— GIVEN EXERCISE —
Tell how many lines carry the word "have"; the reply is the number and nothing else.

[Data excerpts]

════════

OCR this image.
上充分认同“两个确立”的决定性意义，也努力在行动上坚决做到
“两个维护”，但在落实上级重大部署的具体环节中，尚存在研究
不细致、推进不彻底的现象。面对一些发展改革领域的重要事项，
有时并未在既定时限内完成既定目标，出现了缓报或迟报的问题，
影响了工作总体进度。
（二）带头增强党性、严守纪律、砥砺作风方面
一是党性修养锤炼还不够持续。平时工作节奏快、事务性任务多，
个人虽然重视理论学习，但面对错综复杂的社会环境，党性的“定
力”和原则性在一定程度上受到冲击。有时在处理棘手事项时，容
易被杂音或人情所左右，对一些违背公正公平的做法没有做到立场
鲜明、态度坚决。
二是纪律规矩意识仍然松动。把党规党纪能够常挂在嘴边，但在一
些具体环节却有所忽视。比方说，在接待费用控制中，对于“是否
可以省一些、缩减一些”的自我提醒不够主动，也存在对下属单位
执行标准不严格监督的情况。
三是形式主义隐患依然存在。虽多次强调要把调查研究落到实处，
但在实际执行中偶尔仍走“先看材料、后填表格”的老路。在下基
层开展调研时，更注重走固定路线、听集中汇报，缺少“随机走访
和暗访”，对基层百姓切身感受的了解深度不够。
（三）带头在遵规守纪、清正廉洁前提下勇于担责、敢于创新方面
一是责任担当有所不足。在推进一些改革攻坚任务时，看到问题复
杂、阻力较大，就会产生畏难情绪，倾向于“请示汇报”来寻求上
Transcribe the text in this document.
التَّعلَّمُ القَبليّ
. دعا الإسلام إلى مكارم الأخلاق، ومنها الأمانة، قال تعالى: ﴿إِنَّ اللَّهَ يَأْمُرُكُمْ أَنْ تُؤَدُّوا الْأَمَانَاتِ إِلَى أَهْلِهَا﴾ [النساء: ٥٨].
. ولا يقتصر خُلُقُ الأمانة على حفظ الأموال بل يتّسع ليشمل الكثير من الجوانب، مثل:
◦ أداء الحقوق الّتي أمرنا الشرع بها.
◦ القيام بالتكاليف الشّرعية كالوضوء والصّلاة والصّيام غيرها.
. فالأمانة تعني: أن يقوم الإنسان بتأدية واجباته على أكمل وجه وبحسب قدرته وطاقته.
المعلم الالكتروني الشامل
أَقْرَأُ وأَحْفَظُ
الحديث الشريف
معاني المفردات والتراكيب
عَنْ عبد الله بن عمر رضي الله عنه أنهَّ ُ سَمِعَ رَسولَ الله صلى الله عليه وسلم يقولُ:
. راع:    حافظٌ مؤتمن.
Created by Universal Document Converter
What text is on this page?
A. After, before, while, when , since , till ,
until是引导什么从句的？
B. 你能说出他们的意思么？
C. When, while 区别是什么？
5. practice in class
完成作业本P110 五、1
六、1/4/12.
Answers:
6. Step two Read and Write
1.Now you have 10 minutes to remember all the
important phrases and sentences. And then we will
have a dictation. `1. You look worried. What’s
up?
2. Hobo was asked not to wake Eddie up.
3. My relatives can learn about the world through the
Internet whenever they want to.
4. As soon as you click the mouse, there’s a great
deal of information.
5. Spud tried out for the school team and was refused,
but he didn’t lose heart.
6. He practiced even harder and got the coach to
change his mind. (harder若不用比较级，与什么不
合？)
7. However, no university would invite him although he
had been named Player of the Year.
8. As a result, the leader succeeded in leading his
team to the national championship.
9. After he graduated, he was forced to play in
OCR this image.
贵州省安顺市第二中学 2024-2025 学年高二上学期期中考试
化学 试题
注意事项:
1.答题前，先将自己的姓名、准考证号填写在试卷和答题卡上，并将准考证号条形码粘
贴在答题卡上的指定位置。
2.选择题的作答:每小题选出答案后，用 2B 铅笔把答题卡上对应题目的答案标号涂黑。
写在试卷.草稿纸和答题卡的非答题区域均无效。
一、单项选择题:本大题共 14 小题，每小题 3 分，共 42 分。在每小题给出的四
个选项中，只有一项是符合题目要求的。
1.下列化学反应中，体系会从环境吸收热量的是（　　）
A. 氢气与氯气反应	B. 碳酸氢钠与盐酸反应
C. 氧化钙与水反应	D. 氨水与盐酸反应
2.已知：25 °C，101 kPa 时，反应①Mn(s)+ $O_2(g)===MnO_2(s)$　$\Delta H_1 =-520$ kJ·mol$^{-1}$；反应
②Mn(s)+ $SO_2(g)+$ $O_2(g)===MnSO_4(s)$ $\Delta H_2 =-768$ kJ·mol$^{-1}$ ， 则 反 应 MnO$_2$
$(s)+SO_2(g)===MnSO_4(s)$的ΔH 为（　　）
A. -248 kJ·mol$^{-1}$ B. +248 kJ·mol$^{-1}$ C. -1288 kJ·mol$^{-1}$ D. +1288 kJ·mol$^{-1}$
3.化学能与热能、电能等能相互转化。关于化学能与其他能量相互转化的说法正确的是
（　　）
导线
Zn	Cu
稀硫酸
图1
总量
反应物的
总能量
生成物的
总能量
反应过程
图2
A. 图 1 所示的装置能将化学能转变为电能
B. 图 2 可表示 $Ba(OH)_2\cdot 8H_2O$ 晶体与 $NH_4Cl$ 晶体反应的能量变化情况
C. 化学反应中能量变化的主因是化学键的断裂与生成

════════

— TASK RESPONSE —
2